* _DATA PROVIDED_:
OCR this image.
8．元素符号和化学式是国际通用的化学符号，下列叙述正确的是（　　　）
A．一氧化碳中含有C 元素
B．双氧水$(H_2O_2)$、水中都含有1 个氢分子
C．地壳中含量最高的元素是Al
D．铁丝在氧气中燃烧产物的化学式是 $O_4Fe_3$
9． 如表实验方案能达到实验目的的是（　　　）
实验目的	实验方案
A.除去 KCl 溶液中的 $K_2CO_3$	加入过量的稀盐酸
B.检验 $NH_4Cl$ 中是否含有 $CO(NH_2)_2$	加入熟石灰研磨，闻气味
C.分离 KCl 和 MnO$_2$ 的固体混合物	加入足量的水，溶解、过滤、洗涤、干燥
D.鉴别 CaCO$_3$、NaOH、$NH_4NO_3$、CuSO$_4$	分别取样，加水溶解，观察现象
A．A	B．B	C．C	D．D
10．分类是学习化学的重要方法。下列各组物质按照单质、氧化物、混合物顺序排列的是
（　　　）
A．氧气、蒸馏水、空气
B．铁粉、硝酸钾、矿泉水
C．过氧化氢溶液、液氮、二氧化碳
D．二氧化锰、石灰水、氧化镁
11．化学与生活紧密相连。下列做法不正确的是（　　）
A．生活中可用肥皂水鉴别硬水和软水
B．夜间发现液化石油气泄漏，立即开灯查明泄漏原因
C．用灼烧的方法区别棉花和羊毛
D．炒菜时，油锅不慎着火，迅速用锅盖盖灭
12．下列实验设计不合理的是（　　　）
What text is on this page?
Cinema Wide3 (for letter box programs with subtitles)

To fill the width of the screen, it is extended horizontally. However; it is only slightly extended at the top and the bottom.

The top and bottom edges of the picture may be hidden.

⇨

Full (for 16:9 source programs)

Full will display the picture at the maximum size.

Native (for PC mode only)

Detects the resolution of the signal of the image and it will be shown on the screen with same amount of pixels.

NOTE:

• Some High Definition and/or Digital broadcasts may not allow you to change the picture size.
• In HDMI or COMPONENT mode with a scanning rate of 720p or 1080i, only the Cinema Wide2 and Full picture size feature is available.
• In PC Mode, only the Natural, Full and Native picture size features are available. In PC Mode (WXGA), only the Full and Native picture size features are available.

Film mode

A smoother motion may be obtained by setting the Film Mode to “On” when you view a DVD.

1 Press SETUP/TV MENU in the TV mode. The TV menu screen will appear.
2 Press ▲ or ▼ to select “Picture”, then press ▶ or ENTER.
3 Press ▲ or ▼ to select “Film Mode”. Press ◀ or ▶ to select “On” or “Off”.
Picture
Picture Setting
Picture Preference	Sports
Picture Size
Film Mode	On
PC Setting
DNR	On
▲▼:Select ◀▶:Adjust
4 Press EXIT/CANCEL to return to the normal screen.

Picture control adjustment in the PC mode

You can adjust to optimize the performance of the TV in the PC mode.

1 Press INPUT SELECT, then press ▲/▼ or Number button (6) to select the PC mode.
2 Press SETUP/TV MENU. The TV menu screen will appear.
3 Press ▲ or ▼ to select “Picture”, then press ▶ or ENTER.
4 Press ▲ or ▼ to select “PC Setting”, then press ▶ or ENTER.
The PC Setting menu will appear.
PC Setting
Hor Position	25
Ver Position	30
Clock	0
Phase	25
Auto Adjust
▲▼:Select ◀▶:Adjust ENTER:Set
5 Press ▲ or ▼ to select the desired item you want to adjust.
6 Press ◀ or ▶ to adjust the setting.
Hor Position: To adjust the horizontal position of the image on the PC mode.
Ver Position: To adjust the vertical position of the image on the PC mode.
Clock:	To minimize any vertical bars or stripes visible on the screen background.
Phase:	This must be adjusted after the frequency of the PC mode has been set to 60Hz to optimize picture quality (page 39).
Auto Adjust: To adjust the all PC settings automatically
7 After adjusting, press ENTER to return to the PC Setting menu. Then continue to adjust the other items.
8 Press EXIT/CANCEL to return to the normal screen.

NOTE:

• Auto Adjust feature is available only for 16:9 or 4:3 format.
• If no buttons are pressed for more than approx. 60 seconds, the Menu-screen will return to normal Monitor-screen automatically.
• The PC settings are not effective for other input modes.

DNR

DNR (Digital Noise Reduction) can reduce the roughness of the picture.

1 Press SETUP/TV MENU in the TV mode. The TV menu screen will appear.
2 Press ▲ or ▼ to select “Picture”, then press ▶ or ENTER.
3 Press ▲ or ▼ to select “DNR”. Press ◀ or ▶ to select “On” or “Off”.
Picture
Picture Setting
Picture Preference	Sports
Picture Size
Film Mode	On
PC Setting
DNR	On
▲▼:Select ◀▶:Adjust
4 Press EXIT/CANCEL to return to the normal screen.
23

* _REQUIRED WORK_: Print back all the lines verbatim.

* _TASK OUTPUT_:
OCR this image.
8．元素符号和化学式是国际通用的化学符号，下列叙述正确的是（　　　）
A．一氧化碳中含有C 元素
B．双氧水$(H_2O_2)$、水中都含有1 个氢分子
C．地壳中含量最高的元素是Al
D．铁丝在氧气中燃烧产物的化学式是 $O_4Fe_3$
9． 如表实验方案能达到实验目的的是（　　　）
实验目的	实验方案
A.除去 KCl 溶液中的 $K_2CO_3$	加入过量的稀盐酸
B.检验 $NH_4Cl$ 中是否含有 $CO(NH_2)_2$	加入熟石灰研磨，闻气味
C.分离 KCl 和 MnO$_2$ 的固体混合物	加入足量的水，溶解、过滤、洗涤、干燥
D.鉴别 CaCO$_3$、NaOH、$NH_4NO_3$、CuSO$_4$	分别取样，加水溶解，观察现象
A．A	B．B	C．C	D．D
10．分类是学习化学的重要方法。下列各组物质按照单质、氧化物、混合物顺序排列的是
（　　　）
A．氧气、蒸馏水、空气
B．铁粉、硝酸钾、矿泉水
C．过氧化氢溶液、液氮、二氧化碳
D．二氧化锰、石灰水、氧化镁
11．化学与生活紧密相连。下列做法不正确的是（　　）
A．生活中可用肥皂水鉴别硬水和软水
B．夜间发现液化石油气泄漏，立即开灯查明泄漏原因
C．用灼烧的方法区别棉花和羊毛
D．炒菜时，油锅不慎着火，迅速用锅盖盖灭
12．下列实验设计不合理的是（　　　）
What text is on this page?
Cinema Wide3 (for letter box programs with subtitles)

To fill the width of the screen, it is extended horizontally. However; it is only slightly extended at the top and the bottom.

The top and bottom edges of the picture may be hidden.

⇨

Full (for 16:9 source programs)

Full will display the picture at the maximum size.

Native (for PC mode only)

Detects the resolution of the signal of the image and it will be shown on the screen with same amount of pixels.

NOTE:

• Some High Definition and/or Digital broadcasts may not allow you to change the picture size.
• In HDMI or COMPONENT mode with a scanning rate of 720p or 1080i, only the Cinema Wide2 and Full picture size feature is available.
• In PC Mode, only the Natural, Full and Native picture size features are available. In PC Mode (WXGA), only the Full and Native picture size features are available.

Film mode

A smoother motion may be obtained by setting the Film Mode to “On” when you view a DVD.

1 Press SETUP/TV MENU in the TV mode. The TV menu screen will appear.
2 Press ▲ or ▼ to select “Picture”, then press ▶ or ENTER.
3 Press ▲ or ▼ to select “Film Mode”. Press ◀ or ▶ to select “On” or “Off”.
Picture
Picture Setting
Picture Preference	Sports
Picture Size
Film Mode	On
PC Setting
DNR	On
▲▼:Select ◀▶:Adjust
4 Press EXIT/CANCEL to return to the normal screen.

Picture control adjustment in the PC mode

You can adjust to optimize the performance of the TV in the PC mode.

1 Press INPUT SELECT, then press ▲/▼ or Number button (6) to select the PC mode.
2 Press SETUP/TV MENU. The TV menu screen will appear.
3 Press ▲ or ▼ to select “Picture”, then press ▶ or ENTER.
4 Press ▲ or ▼ to select “PC Setting”, then press ▶ or ENTER.
The PC Setting menu will appear.
PC Setting
Hor Position	25
Ver Position	30
Clock	0
Phase	25
Auto Adjust
▲▼:Select ◀▶:Adjust ENTER:Set
5 Press ▲ or ▼ to select the desired item you want to adjust.
6 Press ◀ or ▶ to adjust the setting.
Hor Position: To adjust the horizontal position of the image on the PC mode.
Ver Position: To adjust the vertical position of the image on the PC mode.
Clock:	To minimize any vertical bars or stripes visible on the screen background.
Phase:	This must be adjusted after the frequency of the PC mode has been set to 60Hz to optimize picture quality (page 39).
Auto Adjust: To adjust the all PC settings automatically
7 After adjusting, press ENTER to return to the PC Setting menu. Then continue to adjust the other items.
8 Press EXIT/CANCEL to return to the normal screen.

NOTE:

• Auto Adjust feature is available only for 16:9 or 4:3 format.
• If no buttons are pressed for more than approx. 60 seconds, the Menu-screen will return to normal Monitor-screen automatically.
• The PC settings are not effective for other input modes.

DNR

DNR (Digital Noise Reduction) can reduce the roughness of the picture.

1 Press SETUP/TV MENU in the TV mode. The TV menu screen will appear.
2 Press ▲ or ▼ to select “Picture”, then press ▶ or ENTER.
3 Press ▲ or ▼ to select “DNR”. Press ◀ or ▶ to select “On” or “Off”.
Picture
Picture Setting
Picture Preference	Sports
Picture Size
Film Mode	On
PC Setting
DNR	On
▲▼:Select ◀▶:Adjust
4 Press EXIT/CANCEL to return to the normal screen.
23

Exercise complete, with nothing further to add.